**EXTRACTED ENTRIES:**
==============================

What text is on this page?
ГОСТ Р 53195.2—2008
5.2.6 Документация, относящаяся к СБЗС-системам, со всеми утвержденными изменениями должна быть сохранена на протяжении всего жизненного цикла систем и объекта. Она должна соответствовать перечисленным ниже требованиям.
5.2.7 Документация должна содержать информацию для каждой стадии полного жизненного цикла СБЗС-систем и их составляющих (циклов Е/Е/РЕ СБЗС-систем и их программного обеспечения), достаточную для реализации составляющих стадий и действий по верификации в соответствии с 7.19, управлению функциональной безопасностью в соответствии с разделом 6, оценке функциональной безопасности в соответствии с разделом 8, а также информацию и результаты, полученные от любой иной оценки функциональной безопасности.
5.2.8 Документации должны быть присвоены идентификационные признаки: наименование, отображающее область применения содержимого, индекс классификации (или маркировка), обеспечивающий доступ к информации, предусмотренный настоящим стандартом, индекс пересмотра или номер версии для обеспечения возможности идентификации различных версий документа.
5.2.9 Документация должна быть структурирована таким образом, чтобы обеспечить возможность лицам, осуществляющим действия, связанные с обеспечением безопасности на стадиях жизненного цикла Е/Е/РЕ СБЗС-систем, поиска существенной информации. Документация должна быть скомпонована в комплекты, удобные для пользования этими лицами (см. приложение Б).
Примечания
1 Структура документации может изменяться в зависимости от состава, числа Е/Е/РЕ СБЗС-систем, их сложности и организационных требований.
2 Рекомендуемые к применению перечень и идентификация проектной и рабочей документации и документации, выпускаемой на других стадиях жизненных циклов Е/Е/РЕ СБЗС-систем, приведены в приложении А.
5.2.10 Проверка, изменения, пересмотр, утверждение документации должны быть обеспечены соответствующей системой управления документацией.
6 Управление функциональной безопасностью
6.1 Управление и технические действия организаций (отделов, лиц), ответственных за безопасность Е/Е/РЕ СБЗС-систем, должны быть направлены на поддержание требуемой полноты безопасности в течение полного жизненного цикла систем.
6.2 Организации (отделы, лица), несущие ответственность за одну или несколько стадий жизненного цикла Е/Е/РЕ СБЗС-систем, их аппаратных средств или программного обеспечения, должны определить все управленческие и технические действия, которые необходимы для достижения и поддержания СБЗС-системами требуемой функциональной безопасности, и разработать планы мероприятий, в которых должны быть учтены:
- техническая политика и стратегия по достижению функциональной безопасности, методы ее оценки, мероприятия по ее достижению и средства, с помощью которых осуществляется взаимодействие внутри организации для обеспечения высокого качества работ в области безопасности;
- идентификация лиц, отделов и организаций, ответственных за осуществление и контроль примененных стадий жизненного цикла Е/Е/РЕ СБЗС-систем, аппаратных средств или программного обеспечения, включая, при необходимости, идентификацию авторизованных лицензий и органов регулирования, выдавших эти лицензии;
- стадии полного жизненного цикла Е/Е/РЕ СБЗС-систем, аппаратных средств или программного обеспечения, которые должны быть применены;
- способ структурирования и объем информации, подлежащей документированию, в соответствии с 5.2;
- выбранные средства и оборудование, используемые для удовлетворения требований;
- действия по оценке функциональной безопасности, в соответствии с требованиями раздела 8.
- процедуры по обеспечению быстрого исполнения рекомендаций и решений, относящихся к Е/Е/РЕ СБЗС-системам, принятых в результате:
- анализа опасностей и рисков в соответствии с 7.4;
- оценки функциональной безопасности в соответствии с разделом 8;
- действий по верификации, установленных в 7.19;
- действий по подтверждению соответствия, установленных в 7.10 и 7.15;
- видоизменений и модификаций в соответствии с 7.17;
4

==============================

**PROBLEM TO SOLVE:** Type the whole listing again, unaltered.

**WORKED ANSWER:**
What text is on this page?
ГОСТ Р 53195.2—2008
5.2.6 Документация, относящаяся к СБЗС-системам, со всеми утвержденными изменениями должна быть сохранена на протяжении всего жизненного цикла систем и объекта. Она должна соответствовать перечисленным ниже требованиям.
5.2.7 Документация должна содержать информацию для каждой стадии полного жизненного цикла СБЗС-систем и их составляющих (циклов Е/Е/РЕ СБЗС-систем и их программного обеспечения), достаточную для реализации составляющих стадий и действий по верификации в соответствии с 7.19, управлению функциональной безопасностью в соответствии с разделом 6, оценке функциональной безопасности в соответствии с разделом 8, а также информацию и результаты, полученные от любой иной оценки функциональной безопасности.
5.2.8 Документации должны быть присвоены идентификационные признаки: наименование, отображающее область применения содержимого, индекс классификации (или маркировка), обеспечивающий доступ к информации, предусмотренный настоящим стандартом, индекс пересмотра или номер версии для обеспечения возможности идентификации различных версий документа.
5.2.9 Документация должна быть структурирована таким образом, чтобы обеспечить возможность лицам, осуществляющим действия, связанные с обеспечением безопасности на стадиях жизненного цикла Е/Е/РЕ СБЗС-систем, поиска существенной информации. Документация должна быть скомпонована в комплекты, удобные для пользования этими лицами (см. приложение Б).
Примечания
1 Структура документации может изменяться в зависимости от состава, числа Е/Е/РЕ СБЗС-систем, их сложности и организационных требований.
2 Рекомендуемые к применению перечень и идентификация проектной и рабочей документации и документации, выпускаемой на других стадиях жизненных циклов Е/Е/РЕ СБЗС-систем, приведены в приложении А.
5.2.10 Проверка, изменения, пересмотр, утверждение документации должны быть обеспечены соответствующей системой управления документацией.
6 Управление функциональной безопасностью
6.1 Управление и технические действия организаций (отделов, лиц), ответственных за безопасность Е/Е/РЕ СБЗС-систем, должны быть направлены на поддержание требуемой полноты безопасности в течение полного жизненного цикла систем.
6.2 Организации (отделы, лица), несущие ответственность за одну или несколько стадий жизненного цикла Е/Е/РЕ СБЗС-систем, их аппаратных средств или программного обеспечения, должны определить все управленческие и технические действия, которые необходимы для достижения и поддержания СБЗС-системами требуемой функциональной безопасности, и разработать планы мероприятий, в которых должны быть учтены:
- техническая политика и стратегия по достижению функциональной безопасности, методы ее оценки, мероприятия по ее достижению и средства, с помощью которых осуществляется взаимодействие внутри организации для обеспечения высокого качества работ в области безопасности;
- идентификация лиц, отделов и организаций, ответственных за осуществление и контроль примененных стадий жизненного цикла Е/Е/РЕ СБЗС-систем, аппаратных средств или программного обеспечения, включая, при необходимости, идентификацию авторизованных лицензий и органов регулирования, выдавших эти лицензии;
- стадии полного жизненного цикла Е/Е/РЕ СБЗС-систем, аппаратных средств или программного обеспечения, которые должны быть применены;
- способ структурирования и объем информации, подлежащей документированию, в соответствии с 5.2;
- выбранные средства и оборудование, используемые для удовлетворения требований;
- действия по оценке функциональной безопасности, в соответствии с требованиями раздела 8.
- процедуры по обеспечению быстрого исполнения рекомендаций и решений, относящихся к Е/Е/РЕ СБЗС-системам, принятых в результате:
- анализа опасностей и рисков в соответствии с 7.4;
- оценки функциональной безопасности в соответствии с разделом 8;
- действий по верификации, установленных в 7.19;
- действий по подтверждению соответствия, установленных в 7.10 и 7.15;
- видоизменений и модификаций в соответствии с 7.17;
4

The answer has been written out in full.